What is asked
Return the listing below in full, with every line exactly as it is.

Given entries
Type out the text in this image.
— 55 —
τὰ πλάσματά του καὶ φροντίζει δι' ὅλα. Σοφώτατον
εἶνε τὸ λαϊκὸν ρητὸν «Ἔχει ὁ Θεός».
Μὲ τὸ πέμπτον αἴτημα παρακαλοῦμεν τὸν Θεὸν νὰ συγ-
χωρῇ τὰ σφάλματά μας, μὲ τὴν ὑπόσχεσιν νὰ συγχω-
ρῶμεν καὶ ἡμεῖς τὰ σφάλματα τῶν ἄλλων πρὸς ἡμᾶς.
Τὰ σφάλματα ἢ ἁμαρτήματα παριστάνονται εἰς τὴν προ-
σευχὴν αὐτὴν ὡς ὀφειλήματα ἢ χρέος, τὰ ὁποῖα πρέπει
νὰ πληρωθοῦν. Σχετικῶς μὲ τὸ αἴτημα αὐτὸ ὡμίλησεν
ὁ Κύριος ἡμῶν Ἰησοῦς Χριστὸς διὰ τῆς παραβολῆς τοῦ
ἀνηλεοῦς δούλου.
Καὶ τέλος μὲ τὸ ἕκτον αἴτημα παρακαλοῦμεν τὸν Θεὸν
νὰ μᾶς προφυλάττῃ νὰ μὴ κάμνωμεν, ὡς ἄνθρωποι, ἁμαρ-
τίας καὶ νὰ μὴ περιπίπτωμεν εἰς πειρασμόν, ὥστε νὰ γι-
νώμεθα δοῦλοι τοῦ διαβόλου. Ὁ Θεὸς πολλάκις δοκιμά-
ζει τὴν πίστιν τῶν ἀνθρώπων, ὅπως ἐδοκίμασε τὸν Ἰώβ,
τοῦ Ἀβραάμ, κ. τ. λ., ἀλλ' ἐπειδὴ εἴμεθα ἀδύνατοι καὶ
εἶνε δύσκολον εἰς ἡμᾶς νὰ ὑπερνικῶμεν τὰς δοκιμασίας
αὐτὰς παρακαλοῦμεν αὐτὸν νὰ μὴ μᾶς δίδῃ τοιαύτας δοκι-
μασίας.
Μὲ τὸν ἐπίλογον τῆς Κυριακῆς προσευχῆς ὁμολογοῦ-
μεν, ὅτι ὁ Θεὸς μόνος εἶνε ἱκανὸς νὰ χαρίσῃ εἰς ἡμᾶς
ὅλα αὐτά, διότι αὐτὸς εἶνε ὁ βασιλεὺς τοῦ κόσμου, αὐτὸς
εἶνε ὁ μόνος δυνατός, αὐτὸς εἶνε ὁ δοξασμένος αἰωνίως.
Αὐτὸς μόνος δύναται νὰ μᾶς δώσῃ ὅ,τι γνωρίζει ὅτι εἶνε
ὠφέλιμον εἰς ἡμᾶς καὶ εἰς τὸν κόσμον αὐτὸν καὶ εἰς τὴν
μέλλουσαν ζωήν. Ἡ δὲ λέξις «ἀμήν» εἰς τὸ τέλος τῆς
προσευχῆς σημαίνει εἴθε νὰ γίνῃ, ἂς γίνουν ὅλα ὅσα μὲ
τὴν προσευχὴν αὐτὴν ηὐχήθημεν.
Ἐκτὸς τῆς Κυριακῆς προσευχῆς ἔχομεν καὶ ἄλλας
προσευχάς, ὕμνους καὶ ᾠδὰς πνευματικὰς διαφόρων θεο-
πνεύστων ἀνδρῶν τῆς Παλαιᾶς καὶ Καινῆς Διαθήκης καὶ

Correct result
Type out the text in this image.
— 55 —
τὰ πλάσματά του καὶ φροντίζει δι' ὅλα. Σοφώτατον
εἶνε τὸ λαϊκὸν ρητὸν «Ἔχει ὁ Θεός».
Μὲ τὸ πέμπτον αἴτημα παρακαλοῦμεν τὸν Θεὸν νὰ συγ-
χωρῇ τὰ σφάλματά μας, μὲ τὴν ὑπόσχεσιν νὰ συγχω-
ρῶμεν καὶ ἡμεῖς τὰ σφάλματα τῶν ἄλλων πρὸς ἡμᾶς.
Τὰ σφάλματα ἢ ἁμαρτήματα παριστάνονται εἰς τὴν προ-
σευχὴν αὐτὴν ὡς ὀφειλήματα ἢ χρέος, τὰ ὁποῖα πρέπει
νὰ πληρωθοῦν. Σχετικῶς μὲ τὸ αἴτημα αὐτὸ ὡμίλησεν
ὁ Κύριος ἡμῶν Ἰησοῦς Χριστὸς διὰ τῆς παραβολῆς τοῦ
ἀνηλεοῦς δούλου.
Καὶ τέλος μὲ τὸ ἕκτον αἴτημα παρακαλοῦμεν τὸν Θεὸν
νὰ μᾶς προφυλάττῃ νὰ μὴ κάμνωμεν, ὡς ἄνθρωποι, ἁμαρ-
τίας καὶ νὰ μὴ περιπίπτωμεν εἰς πειρασμόν, ὥστε νὰ γι-
νώμεθα δοῦλοι τοῦ διαβόλου. Ὁ Θεὸς πολλάκις δοκιμά-
ζει τὴν πίστιν τῶν ἀνθρώπων, ὅπως ἐδοκίμασε τὸν Ἰώβ,
τοῦ Ἀβραάμ, κ. τ. λ., ἀλλ' ἐπειδὴ εἴμεθα ἀδύνατοι καὶ
εἶνε δύσκολον εἰς ἡμᾶς νὰ ὑπερνικῶμεν τὰς δοκιμασίας
αὐτὰς παρακαλοῦμεν αὐτὸν νὰ μὴ μᾶς δίδῃ τοιαύτας δοκι-
μασίας.
Μὲ τὸν ἐπίλογον τῆς Κυριακῆς προσευχῆς ὁμολογοῦ-
μεν, ὅτι ὁ Θεὸς μόνος εἶνε ἱκανὸς νὰ χαρίσῃ εἰς ἡμᾶς
ὅλα αὐτά, διότι αὐτὸς εἶνε ὁ βασιλεὺς τοῦ κόσμου, αὐτὸς
εἶνε ὁ μόνος δυνατός, αὐτὸς εἶνε ὁ δοξασμένος αἰωνίως.
Αὐτὸς μόνος δύναται νὰ μᾶς δώσῃ ὅ,τι γνωρίζει ὅτι εἶνε
ὠφέλιμον εἰς ἡμᾶς καὶ εἰς τὸν κόσμον αὐτὸν καὶ εἰς τὴν
μέλλουσαν ζωήν. Ἡ δὲ λέξις «ἀμήν» εἰς τὸ τέλος τῆς
προσευχῆς σημαίνει εἴθε νὰ γίνῃ, ἂς γίνουν ὅλα ὅσα μὲ
τὴν προσευχὴν αὐτὴν ηὐχήθημεν.
Ἐκτὸς τῆς Κυριακῆς προσευχῆς ἔχομεν καὶ ἄλλας
προσευχάς, ὕμνους καὶ ᾠδὰς πνευματικὰς διαφόρων θεο-
πνεύστων ἀνδρῶν τῆς Παλαιᾶς καὶ Καινῆς Διαθήκης καὶ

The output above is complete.